-- Exercise requirements --
Only a number is wanted: how many lines of the entries include the string "tersebut"?

-- Materials provided --
+++

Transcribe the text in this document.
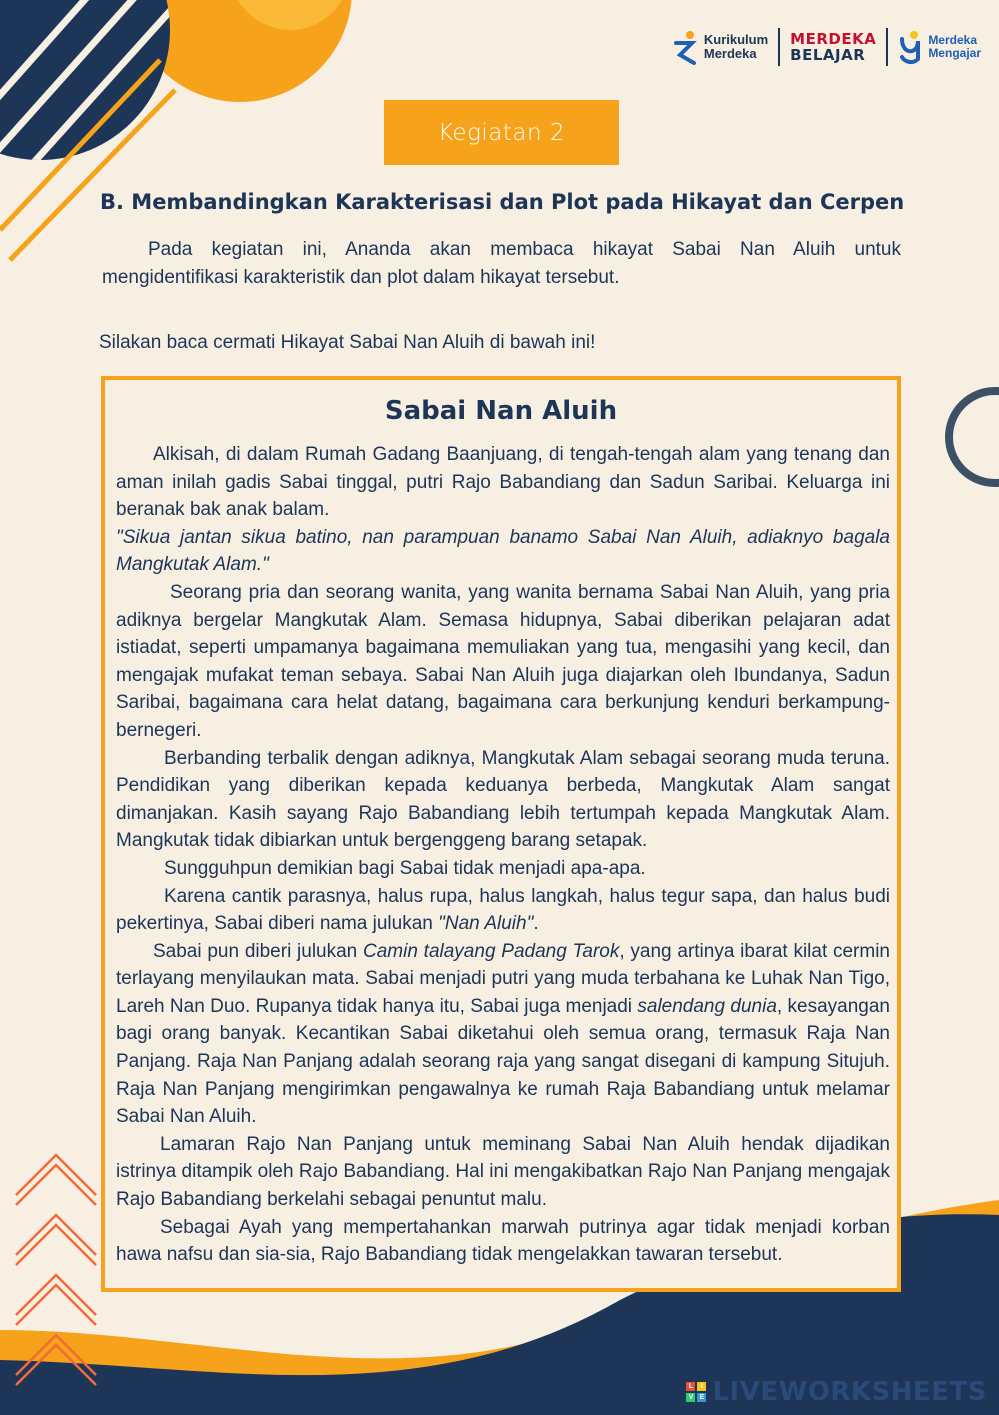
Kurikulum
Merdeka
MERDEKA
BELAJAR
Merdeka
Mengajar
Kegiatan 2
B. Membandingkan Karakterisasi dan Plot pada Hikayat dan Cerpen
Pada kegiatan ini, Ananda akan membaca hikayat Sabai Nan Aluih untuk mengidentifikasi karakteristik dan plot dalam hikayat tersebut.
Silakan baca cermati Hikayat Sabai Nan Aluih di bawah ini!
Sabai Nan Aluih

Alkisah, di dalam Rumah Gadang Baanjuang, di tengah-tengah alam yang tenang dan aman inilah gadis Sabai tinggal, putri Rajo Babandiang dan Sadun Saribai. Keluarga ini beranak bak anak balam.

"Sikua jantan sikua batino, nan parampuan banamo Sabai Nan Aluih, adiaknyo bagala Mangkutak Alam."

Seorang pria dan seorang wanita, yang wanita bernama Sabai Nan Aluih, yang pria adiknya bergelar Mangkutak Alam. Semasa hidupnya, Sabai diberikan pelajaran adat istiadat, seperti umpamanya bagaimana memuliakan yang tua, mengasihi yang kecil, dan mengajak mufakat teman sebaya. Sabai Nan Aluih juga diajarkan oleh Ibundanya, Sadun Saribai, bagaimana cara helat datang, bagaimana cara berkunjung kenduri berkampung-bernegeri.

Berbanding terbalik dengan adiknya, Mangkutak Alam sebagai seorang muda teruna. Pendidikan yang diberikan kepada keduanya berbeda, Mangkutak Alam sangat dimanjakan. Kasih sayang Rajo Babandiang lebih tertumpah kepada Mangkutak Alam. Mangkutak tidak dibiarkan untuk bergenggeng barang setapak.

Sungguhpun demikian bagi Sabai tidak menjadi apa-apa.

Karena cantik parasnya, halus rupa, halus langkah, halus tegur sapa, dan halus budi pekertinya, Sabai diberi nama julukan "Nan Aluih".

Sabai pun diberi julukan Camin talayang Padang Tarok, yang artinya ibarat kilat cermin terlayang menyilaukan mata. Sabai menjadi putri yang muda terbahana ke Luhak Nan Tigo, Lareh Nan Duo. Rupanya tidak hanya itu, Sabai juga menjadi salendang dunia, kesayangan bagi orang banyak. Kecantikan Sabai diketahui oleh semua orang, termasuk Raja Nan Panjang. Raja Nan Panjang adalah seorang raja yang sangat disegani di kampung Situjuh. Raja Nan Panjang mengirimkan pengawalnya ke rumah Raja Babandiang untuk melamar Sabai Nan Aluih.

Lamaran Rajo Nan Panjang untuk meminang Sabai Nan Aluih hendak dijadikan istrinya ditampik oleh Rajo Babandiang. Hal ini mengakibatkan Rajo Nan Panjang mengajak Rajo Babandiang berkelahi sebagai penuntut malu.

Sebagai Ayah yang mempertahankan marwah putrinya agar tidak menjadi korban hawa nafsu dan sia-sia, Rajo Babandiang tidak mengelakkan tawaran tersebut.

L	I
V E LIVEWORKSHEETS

+++

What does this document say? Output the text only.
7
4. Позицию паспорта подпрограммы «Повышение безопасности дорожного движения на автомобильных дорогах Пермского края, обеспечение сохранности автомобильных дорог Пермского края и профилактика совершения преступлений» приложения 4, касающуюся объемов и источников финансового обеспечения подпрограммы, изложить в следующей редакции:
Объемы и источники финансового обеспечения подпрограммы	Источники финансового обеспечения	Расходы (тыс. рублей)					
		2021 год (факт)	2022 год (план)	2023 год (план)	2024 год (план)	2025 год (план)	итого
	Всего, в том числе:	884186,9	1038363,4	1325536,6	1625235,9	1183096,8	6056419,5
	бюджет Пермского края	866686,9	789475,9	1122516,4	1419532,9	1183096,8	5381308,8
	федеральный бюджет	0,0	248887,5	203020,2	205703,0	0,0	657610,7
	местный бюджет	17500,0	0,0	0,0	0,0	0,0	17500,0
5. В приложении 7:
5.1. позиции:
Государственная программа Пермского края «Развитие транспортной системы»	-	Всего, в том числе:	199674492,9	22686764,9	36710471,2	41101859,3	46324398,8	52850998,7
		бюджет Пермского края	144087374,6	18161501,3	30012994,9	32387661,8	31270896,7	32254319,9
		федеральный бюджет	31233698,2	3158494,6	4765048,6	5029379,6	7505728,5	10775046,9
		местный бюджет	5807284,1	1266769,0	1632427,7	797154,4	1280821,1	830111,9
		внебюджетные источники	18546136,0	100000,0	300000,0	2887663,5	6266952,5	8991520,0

+++

-- The result --
2